──────── Exercise materials ────────

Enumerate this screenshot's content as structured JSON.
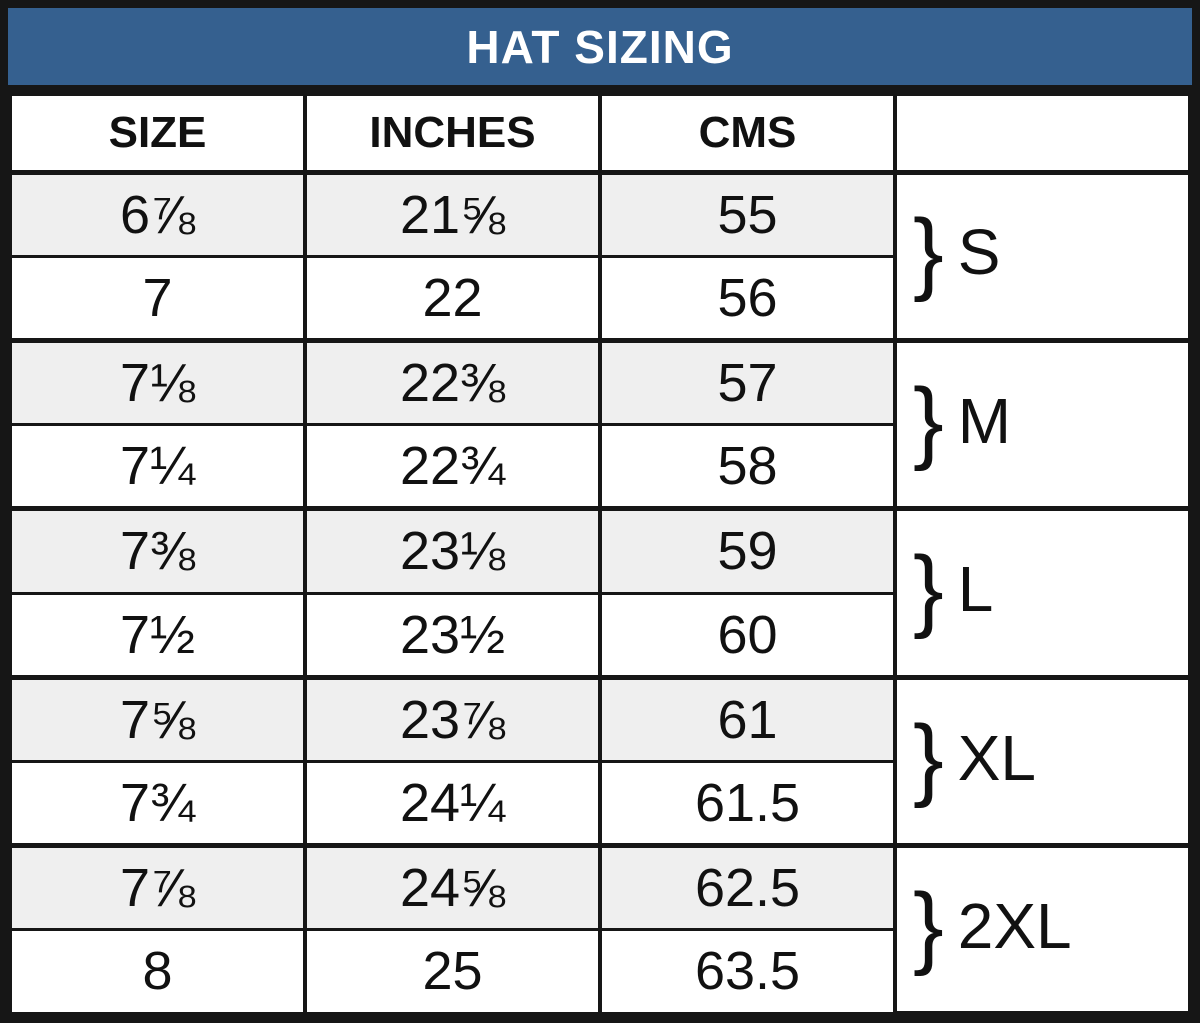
{
  "title": "HAT SIZING",
  "brace_glyph": "}",
  "colors": {
    "title_bg": "#35608F",
    "title_text": "#FFFFFF",
    "row_alt_bg": "#EFEFEF",
    "row_bg": "#FFFFFF",
    "border": "#161616"
  },
  "chart_data": {
    "type": "table",
    "title": "HAT SIZING",
    "columns": [
      "SIZE",
      "INCHES",
      "CMS",
      ""
    ],
    "groups": [
      {
        "label": "S",
        "rows": [
          [
            "6⅞",
            "21⅝",
            "55"
          ],
          [
            "7",
            "22",
            "56"
          ]
        ]
      },
      {
        "label": "M",
        "rows": [
          [
            "7⅛",
            "22⅜",
            "57"
          ],
          [
            "7¼",
            "22¾",
            "58"
          ]
        ]
      },
      {
        "label": "L",
        "rows": [
          [
            "7⅜",
            "23⅛",
            "59"
          ],
          [
            "7½",
            "23½",
            "60"
          ]
        ]
      },
      {
        "label": "XL",
        "rows": [
          [
            "7⅝",
            "23⅞",
            "61"
          ],
          [
            "7¾",
            "24¼",
            "61.5"
          ]
        ]
      },
      {
        "label": "2XL",
        "rows": [
          [
            "7⅞",
            "24⅝",
            "62.5"
          ],
          [
            "8",
            "25",
            "63.5"
          ]
        ]
      }
    ]
  }
}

────────

> What to work on: Without the pictures, return the entries exactly as they appear.

> Exercise result:
Enumerate this screenshot's content as structured JSON.
{
  "title": "HAT SIZING",
  "brace_glyph": "}",
  "colors": {
    "title_bg": "#35608F",
    "title_text": "#FFFFFF",
    "row_alt_bg": "#EFEFEF",
    "row_bg": "#FFFFFF",
    "border": "#161616"
  },
  "chart_data": {
    "type": "table",
    "title": "HAT SIZING",
    "columns": [
      "SIZE",
      "INCHES",
      "CMS",
      ""
    ],
    "groups": [
      {
        "label": "S",
        "rows": [
          [
            "6⅞",
            "21⅝",
            "55"
          ],
          [
            "7",
            "22",
            "56"
          ]
        ]
      },
      {
        "label": "M",
        "rows": [
          [
            "7⅛",
            "22⅜",
            "57"
          ],
          [
            "7¼",
            "22¾",
            "58"
          ]
        ]
      },
      {
        "label": "L",
        "rows": [
          [
            "7⅜",
            "23⅛",
            "59"
          ],
          [
            "7½",
            "23½",
            "60"
          ]
        ]
      },
      {
        "label": "XL",
        "rows": [
          [
            "7⅝",
            "23⅞",
            "61"
          ],
          [
            "7¾",
            "24¼",
            "61.5"
          ]
        ]
      },
      {
        "label": "2XL",
        "rows": [
          [
            "7⅞",
            "24⅝",
            "62.5"
          ],
          [
            "8",
            "25",
            "63.5"
          ]
        ]
      }
    ]
  }
}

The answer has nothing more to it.